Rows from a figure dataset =
⁂

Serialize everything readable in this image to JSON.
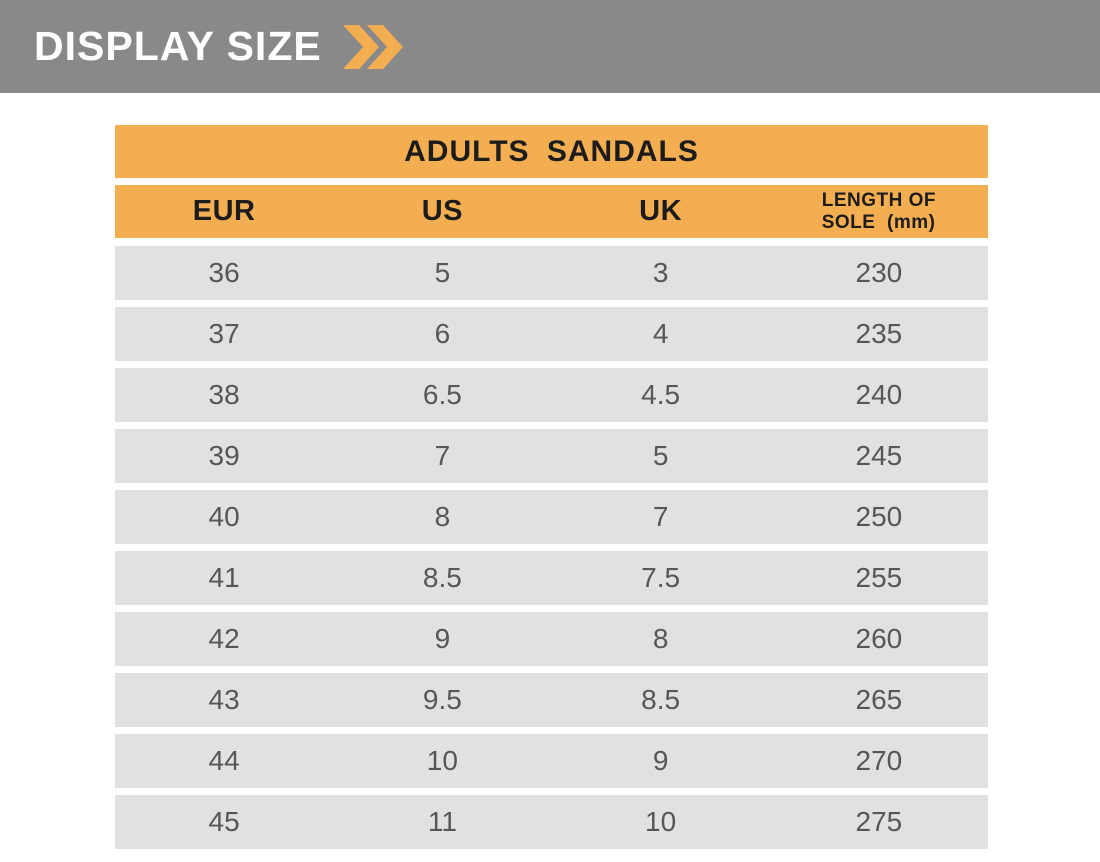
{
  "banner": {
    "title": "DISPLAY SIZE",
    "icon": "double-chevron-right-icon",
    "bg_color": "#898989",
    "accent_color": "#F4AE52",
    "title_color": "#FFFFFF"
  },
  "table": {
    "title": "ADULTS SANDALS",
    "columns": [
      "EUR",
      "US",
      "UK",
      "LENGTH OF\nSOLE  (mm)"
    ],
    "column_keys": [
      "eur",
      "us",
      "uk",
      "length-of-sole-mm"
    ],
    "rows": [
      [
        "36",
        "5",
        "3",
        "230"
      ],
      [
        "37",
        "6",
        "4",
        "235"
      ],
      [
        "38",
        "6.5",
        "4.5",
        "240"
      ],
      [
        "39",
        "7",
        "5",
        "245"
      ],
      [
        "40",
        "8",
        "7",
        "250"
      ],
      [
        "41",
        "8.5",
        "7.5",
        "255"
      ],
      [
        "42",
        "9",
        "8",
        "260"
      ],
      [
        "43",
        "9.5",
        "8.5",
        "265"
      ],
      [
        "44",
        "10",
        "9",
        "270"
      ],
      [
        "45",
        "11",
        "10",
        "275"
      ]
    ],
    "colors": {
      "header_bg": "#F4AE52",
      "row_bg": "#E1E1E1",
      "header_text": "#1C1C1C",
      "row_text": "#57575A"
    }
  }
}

⁂

Reproduce each line exactly, please, except for any pictures.

Reply =
Serialize everything readable in this image to JSON.
{
  "banner": {
    "title": "DISPLAY SIZE",
    "icon": "double-chevron-right-icon",
    "bg_color": "#898989",
    "accent_color": "#F4AE52",
    "title_color": "#FFFFFF"
  },
  "table": {
    "title": "ADULTS SANDALS",
    "columns": [
      "EUR",
      "US",
      "UK",
      "LENGTH OF\nSOLE  (mm)"
    ],
    "column_keys": [
      "eur",
      "us",
      "uk",
      "length-of-sole-mm"
    ],
    "rows": [
      [
        "36",
        "5",
        "3",
        "230"
      ],
      [
        "37",
        "6",
        "4",
        "235"
      ],
      [
        "38",
        "6.5",
        "4.5",
        "240"
      ],
      [
        "39",
        "7",
        "5",
        "245"
      ],
      [
        "40",
        "8",
        "7",
        "250"
      ],
      [
        "41",
        "8.5",
        "7.5",
        "255"
      ],
      [
        "42",
        "9",
        "8",
        "260"
      ],
      [
        "43",
        "9.5",
        "8.5",
        "265"
      ],
      [
        "44",
        "10",
        "9",
        "270"
      ],
      [
        "45",
        "11",
        "10",
        "275"
      ]
    ],
    "colors": {
      "header_bg": "#F4AE52",
      "row_bg": "#E1E1E1",
      "header_text": "#1C1C1C",
      "row_text": "#57575A"
    }
  }
}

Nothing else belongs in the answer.